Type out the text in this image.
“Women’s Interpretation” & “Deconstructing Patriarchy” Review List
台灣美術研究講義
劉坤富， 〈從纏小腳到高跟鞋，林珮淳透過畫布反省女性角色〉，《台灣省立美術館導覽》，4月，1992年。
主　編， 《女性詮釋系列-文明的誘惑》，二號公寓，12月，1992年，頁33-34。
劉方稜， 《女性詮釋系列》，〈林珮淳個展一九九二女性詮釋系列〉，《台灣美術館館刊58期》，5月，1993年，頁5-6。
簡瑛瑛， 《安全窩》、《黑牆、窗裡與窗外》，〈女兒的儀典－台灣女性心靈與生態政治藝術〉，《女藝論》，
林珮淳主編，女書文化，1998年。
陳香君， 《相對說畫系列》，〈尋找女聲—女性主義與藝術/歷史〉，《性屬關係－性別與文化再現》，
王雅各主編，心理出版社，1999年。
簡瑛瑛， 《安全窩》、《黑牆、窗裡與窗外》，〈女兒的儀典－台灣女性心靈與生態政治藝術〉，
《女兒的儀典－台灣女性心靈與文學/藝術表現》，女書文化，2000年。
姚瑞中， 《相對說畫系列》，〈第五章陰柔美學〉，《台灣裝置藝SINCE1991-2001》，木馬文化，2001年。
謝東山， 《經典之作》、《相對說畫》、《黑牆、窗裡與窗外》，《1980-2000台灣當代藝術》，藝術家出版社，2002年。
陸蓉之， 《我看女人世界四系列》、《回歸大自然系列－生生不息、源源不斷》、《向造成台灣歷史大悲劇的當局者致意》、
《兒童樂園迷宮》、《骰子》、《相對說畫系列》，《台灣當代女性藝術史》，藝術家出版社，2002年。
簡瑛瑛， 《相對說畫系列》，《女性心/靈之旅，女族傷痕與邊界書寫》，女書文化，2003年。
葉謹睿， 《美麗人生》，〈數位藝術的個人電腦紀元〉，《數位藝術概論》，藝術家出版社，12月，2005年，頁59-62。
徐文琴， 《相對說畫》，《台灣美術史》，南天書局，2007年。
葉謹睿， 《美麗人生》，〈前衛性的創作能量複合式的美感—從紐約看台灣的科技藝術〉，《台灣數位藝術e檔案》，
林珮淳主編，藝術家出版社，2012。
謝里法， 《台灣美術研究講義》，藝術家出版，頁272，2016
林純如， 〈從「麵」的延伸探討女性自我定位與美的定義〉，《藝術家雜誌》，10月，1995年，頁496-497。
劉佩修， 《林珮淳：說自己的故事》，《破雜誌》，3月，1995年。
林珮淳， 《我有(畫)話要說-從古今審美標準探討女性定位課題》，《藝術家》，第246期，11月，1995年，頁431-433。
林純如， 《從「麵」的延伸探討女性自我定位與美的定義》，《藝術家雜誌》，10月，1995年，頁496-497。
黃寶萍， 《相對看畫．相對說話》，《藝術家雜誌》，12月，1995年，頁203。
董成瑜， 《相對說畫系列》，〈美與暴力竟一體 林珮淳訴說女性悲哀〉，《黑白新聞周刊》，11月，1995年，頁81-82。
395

Brief →
Of the lines in the data, how many contain the word "女性詮釋系列"? Provide the number and nothing further.

The result →
2